**Work required**
Search the records below for the word "this" and show every line where it occurs.

**Available data**
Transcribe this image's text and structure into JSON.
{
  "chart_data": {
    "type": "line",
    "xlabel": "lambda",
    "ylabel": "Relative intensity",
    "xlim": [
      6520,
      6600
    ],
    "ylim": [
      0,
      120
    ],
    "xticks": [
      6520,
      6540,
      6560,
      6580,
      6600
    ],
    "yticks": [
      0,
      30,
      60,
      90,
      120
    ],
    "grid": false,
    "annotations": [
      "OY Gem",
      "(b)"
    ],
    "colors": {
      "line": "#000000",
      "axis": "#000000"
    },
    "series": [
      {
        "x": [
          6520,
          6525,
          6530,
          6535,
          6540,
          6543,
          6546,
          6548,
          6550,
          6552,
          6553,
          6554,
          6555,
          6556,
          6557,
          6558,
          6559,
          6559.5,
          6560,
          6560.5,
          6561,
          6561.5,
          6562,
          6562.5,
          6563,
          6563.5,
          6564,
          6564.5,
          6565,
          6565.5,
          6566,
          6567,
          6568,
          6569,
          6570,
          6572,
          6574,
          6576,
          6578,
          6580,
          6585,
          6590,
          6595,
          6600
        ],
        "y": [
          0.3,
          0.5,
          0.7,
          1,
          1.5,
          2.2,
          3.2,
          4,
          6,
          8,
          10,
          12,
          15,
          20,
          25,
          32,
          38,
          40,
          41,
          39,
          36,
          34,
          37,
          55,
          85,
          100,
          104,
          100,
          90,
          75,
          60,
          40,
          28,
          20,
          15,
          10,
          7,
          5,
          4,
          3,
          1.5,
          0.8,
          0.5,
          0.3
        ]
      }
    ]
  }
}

--

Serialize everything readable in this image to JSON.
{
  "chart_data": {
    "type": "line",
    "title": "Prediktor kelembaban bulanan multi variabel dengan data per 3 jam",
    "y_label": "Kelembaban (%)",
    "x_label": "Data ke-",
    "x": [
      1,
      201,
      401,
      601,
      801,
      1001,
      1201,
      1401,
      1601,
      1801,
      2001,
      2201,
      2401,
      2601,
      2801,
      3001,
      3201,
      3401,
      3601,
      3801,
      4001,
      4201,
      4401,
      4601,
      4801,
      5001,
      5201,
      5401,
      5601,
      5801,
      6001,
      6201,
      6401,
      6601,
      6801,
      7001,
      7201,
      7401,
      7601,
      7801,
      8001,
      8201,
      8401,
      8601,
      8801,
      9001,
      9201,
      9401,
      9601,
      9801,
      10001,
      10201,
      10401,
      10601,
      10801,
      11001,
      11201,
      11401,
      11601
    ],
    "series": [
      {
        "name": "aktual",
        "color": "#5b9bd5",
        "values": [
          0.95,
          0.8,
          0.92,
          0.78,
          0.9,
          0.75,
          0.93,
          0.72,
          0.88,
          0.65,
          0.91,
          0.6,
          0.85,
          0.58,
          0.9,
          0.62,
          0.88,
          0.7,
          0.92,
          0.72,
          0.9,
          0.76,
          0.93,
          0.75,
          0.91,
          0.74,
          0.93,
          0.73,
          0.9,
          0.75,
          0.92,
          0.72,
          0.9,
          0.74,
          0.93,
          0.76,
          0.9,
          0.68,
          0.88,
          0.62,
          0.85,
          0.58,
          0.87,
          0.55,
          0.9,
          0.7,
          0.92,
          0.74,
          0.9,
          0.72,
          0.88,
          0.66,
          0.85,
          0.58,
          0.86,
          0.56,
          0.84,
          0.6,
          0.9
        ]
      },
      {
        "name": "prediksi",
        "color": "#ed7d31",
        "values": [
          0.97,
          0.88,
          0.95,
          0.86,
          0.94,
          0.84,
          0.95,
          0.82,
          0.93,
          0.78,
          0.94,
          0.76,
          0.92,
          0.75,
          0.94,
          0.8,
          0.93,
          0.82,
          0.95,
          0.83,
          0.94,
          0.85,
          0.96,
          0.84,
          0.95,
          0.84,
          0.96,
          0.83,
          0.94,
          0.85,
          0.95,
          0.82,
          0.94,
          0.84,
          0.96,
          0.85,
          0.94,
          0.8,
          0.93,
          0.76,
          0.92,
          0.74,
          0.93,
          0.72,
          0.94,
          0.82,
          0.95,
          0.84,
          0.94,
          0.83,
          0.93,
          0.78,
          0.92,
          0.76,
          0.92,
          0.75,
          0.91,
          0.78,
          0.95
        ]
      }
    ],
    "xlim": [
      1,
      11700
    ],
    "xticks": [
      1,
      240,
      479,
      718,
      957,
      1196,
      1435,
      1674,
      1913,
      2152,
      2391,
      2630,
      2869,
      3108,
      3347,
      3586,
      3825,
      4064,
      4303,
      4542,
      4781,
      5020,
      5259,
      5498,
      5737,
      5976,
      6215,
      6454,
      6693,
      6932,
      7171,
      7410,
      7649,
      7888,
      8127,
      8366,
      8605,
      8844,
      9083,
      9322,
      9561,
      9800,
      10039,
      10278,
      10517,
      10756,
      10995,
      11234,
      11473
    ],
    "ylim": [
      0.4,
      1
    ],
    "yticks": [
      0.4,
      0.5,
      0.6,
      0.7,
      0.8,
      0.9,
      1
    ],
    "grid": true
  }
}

**Exercise answer**
Transcribe this image's text and structure into JSON.
Serialize everything readable in this image to JSON.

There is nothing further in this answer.